From: Chris F Clark <>
Newsgroups: comp.compilers
Date: Thu, 21 Jun 2007 00:48:02 -0400
Organization: The World Public Access UNIX, Brookline, MA
References: 07-06-019 07-06-029 07-06-038 07-06-042
Keywords: parse
Posted-Date: 21 Jun 2007 01:26:16 EDT

Tony Finch <> writes:

> From: Tony Finch <>
> Subject: Re: Grammar for optional elements
> Keywords: parse
> Newsgroups: comp.compilers
> Date: 19 Jun 2007 17:56:36 +0100 (BST)
> Organization: dotat labs
> Chris F Clark <> wrote:
>>This is an interesting approach. It should work with predicate
>>grammars also, as long as they support negative predicates (negative
>>predicate = match this rule unless the lookahead is this regular
> Negative predicates have to be regular expressions in context-free
> languages - for example, ISO 14977 EBNF says:
> :NOTE -- If a syntactic-exception is permitted to be an arbitrary
> :syntactic-factor, Extended BNF could define a wider class of languages
> :than the context-free grammars, including attempts which lead to
> :Russell-like paradoxes, e.g.
> :
> : xx = "A" - xx;
> :
> :Is "A" an example of xx? Such licence is undesirable and the form of a
> :syntactic-exception is therefore restricted to cases that can be proved
> :to be safe. Thus whereas a syntactic-factor is in general equivalent to
> :some context-free grammar, a syntactic-exception is always equivalent
> :to some regular grammar. It may be shown that the difference between a
> :context-free grammar and a regular grammar is always another context-free
> :grammar; hence a syntactic-term (and hence any grammar defined according
> :to this standard) is equivalent to some context-free grammar.

Well, this is the first time I've ever heard of that restriction and
it doesn't describe any of the predicated parsing tools I've ever read
about. In particular, the entire point of accepting predicated
grammars is to allow grammars that are not context free. In fact,
every predicated parser generator (that I have seen) has an example of
parsing a**i b**i c**i which is a conanonical non-context free
language. (It should be noted that there are probably "predicated"

**Set problem:** Translate this sentence from the newsgroup post into Spanish: "In particular, the entire point of accepting predicated grammars is to allow grammars that are not context free."

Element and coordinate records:
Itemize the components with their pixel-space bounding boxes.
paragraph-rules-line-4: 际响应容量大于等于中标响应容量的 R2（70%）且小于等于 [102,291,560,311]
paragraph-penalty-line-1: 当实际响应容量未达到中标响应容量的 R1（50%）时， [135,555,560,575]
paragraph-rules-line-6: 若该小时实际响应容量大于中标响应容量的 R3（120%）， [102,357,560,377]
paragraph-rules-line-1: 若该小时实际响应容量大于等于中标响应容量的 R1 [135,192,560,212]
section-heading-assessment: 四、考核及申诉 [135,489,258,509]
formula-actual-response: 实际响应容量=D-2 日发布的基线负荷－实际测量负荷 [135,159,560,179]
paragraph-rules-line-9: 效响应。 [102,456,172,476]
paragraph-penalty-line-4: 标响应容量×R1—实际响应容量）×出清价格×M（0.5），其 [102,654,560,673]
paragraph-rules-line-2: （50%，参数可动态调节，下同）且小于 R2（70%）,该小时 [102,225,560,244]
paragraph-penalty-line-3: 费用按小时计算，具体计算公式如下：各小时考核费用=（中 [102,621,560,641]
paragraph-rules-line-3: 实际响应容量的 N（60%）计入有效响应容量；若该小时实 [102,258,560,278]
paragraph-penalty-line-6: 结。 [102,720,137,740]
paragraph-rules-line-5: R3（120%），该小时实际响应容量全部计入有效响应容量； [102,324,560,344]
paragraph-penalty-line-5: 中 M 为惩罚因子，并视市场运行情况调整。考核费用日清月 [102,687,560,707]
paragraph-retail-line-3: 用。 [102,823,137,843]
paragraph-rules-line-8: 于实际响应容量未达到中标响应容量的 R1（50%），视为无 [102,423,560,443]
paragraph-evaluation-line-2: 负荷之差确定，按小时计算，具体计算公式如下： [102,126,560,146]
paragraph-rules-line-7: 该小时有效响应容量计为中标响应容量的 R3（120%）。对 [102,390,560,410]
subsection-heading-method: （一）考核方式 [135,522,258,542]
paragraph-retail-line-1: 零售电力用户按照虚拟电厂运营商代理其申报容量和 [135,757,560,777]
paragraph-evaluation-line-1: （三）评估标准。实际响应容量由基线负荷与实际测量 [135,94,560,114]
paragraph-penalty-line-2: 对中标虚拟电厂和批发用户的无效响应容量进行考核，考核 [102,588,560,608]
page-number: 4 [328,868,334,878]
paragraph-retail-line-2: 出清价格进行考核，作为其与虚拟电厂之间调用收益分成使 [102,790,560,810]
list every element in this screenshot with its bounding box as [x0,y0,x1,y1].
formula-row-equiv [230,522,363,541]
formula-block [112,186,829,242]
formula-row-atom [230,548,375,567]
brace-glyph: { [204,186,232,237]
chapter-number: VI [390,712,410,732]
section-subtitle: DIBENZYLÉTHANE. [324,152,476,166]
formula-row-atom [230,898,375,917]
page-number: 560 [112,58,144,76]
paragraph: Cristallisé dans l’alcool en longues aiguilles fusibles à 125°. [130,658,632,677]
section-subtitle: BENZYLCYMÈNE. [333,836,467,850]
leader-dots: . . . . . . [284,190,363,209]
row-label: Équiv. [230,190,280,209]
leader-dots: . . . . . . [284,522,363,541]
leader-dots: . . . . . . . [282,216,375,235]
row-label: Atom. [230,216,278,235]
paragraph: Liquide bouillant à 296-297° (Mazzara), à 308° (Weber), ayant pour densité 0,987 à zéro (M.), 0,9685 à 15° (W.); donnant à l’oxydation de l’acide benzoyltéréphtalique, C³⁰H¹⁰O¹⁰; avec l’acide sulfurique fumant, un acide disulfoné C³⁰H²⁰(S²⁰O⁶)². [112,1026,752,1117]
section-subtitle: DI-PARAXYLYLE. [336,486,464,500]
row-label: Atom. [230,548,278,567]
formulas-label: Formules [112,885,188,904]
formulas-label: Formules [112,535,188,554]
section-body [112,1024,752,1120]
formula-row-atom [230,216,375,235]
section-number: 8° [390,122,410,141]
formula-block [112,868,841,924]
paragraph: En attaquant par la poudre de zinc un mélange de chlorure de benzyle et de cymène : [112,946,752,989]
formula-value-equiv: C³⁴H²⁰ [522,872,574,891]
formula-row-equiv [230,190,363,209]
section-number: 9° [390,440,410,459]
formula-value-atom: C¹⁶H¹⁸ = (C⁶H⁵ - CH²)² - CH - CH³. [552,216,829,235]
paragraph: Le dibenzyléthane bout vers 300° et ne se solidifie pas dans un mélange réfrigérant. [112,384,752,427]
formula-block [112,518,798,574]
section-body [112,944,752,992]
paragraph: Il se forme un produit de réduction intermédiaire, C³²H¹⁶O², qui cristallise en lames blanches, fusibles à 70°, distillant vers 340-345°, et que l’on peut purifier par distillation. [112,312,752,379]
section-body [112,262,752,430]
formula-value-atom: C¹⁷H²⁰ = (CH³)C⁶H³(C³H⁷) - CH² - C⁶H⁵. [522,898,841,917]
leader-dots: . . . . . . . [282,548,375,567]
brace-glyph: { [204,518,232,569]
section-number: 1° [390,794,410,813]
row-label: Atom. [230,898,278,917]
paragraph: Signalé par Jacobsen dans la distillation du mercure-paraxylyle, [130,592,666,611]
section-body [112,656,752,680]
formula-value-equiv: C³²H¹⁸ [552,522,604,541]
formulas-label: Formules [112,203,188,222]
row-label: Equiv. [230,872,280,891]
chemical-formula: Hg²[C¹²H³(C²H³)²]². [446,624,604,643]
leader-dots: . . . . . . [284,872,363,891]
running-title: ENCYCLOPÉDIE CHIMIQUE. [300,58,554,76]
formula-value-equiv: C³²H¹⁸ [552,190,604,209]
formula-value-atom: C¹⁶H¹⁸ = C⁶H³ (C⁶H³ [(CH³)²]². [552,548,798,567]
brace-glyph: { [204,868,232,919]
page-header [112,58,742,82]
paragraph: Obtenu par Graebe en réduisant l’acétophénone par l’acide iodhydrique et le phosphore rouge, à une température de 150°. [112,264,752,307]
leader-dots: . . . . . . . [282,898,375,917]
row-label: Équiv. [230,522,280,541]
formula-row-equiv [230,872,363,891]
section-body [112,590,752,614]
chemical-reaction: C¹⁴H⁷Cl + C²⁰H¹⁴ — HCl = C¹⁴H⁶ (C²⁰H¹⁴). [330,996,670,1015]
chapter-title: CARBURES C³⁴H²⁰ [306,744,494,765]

**Final answer:** En particular, el propósito mismo de aceptar gramáticas con predicados es permitir gramáticas que no son libres de contexto.